▶ _Problems and tasks_
[1] How would this sentence from the Star Trek recollections read in Spanish: "Gene would make comments in his scripts, and then he put in a joke so that you can laugh."?
[2] Based on the Star Trek recollections, what are the answers to these questions?
(a) According to Steven W. Carabatsos, who was the line producer?
(b) In David Gerrold's account, how did the characters in Gene L. Coon's scripts show their affection?
(c) What did Robert H. Justman watch Coon doing one day?

(Beginning of Source text)

STEVEN W. CARABATSOS
Gene Roddenberry worked very hard. I’ve got to give the man a lot of credit, he busted his butt. But he had taken on executive-producer responsibilities and the line producer was Gene L. Coon, who was actually making sure the scripts got into the right form for shooting, and physically produced the show. He’s the one I reported to once I came to work.
DAVID GERROLD
Roddenberry always took the show too seriously and everybody preached. I think Roddenberry wanted to be a preacher and couldn’t make it or something. Everybody preached and Gene said, “No, in the future our people work together,” but what he would write would be sermons.
ROBERT H. JUSTMAN
It didn’t take long for Gene Coon’s personality to almost overwhelm me because after a few days, and especially after I read the first thing he wrote for us, I was thrilled, because, number one, no one else of the writers that we had been using up until that time had the concept of Star Trek within his grasp, but Gene Coon did. It didn’t take him long, and I knew how good he was, because I read the work and realized as I was writing my notes to him on his script or a story that he had just turned in that I was highly entertained. He
understood the characters that the actors were playing, and it went on like that. The more I worked with him, the better I liked him, both personally as someone that was after the same things that Gene Roddenberry and I were after, and also because he was a very likable fellow.
DAVID GERROLD
In Gene L. Coon’s scripts, people interacted with each other in a whole different way and didn’t preach, although it was mandatory to do a little preaching at the end of the script where the captain explains—the captain being the father figure. Gene L. Coon’s characters joked with each other. I think that’s why the fans loved the show so much. While our people were having an adventure, they were never too busy to snipe at each other, which was the way they showed their affection. There was never a question of how much Spock and McCoy loved each other, and that was shown by how vicious they would get when they would start sniping at each other. I think a lot of that was Gene L. Coon.
ANDE RICHARDSON
Gene would make comments in his scripts, and then he put in a joke so that you can laugh. And it keeps the balance. He keeps you laughing and learning. If they’re laughing, they’re breathing and they’re learning. They can listen, hear, and take stuff in. That was Gene. He mixed it up so beautifully.
ROBERT H. JUSTMAN
One day I was almost stunned by the sight of him writing a script, and I watched him. He was pounding the keys for all they were worth and churning out what seemed to me to be reams of material. To my knowledge, he was the only person who ever wrote for Star Trek who gave you more than you were looking for. His scenes were highly playable, and he had lots and lots of ideas. He was like someone who comes in scattering happiness wherever he goes, because his work was so superb.

(End of Source text)
(Beginning of Available data)

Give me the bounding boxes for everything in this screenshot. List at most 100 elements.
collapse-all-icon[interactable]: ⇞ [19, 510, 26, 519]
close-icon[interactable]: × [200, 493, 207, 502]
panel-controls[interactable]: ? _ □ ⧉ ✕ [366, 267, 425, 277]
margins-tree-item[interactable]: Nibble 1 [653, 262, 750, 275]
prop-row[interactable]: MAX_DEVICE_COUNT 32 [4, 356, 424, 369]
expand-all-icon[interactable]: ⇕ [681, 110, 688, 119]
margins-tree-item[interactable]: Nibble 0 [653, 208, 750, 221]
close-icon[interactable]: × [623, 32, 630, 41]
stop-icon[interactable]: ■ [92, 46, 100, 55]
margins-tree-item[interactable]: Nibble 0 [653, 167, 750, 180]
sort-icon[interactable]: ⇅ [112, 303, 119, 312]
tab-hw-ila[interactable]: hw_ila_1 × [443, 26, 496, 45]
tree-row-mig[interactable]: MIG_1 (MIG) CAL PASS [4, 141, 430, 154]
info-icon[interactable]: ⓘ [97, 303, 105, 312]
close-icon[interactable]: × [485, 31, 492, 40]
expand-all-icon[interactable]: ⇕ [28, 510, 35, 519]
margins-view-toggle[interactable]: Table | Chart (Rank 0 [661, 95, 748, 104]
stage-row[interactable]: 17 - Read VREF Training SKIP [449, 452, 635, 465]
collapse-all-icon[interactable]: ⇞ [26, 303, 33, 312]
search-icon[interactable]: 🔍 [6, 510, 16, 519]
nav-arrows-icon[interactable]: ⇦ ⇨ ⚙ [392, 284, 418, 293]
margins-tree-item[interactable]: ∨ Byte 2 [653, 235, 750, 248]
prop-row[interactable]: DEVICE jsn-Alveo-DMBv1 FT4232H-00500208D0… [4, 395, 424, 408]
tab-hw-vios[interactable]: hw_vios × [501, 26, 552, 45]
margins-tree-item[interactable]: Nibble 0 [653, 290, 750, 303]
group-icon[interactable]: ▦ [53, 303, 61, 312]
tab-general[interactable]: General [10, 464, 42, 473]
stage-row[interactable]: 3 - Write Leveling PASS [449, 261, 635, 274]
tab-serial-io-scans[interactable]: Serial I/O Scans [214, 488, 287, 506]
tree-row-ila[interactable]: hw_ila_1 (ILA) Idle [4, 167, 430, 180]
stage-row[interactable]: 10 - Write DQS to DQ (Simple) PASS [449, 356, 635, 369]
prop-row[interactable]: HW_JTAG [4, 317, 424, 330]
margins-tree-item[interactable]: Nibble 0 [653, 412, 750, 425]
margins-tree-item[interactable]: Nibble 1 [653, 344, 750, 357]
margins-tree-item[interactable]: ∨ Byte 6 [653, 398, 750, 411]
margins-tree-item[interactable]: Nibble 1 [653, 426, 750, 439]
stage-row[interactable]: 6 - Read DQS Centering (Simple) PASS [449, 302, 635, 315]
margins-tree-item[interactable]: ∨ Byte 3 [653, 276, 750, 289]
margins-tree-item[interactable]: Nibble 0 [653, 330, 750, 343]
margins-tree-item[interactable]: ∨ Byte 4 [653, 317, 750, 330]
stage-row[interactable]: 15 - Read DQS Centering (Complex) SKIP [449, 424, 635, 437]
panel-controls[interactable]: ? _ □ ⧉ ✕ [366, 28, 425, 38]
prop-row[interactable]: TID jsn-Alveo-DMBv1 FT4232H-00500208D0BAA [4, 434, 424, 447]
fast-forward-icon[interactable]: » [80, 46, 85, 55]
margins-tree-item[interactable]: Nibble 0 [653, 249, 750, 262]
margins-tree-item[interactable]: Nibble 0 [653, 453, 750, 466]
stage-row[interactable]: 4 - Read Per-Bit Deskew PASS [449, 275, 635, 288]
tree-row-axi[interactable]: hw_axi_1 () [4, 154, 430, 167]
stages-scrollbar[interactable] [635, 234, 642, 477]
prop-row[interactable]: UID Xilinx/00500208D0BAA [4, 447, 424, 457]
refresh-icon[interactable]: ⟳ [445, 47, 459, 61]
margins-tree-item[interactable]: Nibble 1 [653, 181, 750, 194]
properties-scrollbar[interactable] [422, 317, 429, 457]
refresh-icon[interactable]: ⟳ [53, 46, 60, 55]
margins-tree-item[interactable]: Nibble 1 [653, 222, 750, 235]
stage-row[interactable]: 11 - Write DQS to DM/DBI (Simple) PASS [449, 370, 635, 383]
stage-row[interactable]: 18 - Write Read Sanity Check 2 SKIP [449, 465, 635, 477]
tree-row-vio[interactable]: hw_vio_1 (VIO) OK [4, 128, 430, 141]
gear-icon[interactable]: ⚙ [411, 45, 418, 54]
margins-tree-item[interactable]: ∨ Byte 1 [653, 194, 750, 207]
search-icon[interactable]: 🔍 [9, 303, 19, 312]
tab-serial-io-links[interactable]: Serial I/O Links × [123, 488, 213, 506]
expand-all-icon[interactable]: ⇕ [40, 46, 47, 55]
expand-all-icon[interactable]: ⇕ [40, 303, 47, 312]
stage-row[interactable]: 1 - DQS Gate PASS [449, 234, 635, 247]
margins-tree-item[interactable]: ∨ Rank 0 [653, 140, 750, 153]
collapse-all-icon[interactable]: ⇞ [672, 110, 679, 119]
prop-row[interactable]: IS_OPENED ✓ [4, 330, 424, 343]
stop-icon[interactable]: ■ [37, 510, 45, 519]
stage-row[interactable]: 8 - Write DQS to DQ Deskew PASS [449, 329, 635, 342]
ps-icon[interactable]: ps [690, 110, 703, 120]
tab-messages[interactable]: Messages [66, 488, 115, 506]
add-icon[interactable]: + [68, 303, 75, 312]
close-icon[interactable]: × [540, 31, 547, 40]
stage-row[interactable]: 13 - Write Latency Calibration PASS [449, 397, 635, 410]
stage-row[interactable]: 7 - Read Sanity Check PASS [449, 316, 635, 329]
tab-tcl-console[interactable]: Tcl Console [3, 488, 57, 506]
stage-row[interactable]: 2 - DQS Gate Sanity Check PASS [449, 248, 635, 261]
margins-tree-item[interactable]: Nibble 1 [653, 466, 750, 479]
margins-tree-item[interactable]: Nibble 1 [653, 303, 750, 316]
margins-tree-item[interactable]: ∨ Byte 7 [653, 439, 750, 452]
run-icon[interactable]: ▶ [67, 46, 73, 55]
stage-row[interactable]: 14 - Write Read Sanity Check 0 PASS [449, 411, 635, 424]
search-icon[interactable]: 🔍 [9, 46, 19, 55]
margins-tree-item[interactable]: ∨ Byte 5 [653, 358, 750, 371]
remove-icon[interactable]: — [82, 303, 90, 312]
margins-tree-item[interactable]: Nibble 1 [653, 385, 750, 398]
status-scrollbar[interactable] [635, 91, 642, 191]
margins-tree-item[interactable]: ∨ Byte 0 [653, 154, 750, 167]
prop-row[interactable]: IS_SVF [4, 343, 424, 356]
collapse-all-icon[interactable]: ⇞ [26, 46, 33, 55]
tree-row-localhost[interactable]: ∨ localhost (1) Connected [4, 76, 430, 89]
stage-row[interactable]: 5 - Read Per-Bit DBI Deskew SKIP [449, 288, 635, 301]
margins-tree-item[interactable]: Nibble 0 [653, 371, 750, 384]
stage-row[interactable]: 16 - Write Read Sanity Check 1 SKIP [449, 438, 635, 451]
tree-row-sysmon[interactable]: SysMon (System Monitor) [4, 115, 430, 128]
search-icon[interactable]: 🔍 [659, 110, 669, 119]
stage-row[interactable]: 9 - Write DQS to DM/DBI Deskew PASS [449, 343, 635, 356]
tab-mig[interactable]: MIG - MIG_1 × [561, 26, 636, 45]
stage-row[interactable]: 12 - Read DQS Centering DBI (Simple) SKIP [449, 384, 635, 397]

(End of Available data)

▶ _Answers given_
[1] Gene hacía comentarios en sus guiones, y luego metía un chiste para que uno pudiera reírse.

[2]
(a) Gene L. Coon
(b) By sniping at each other
(c) Writing a script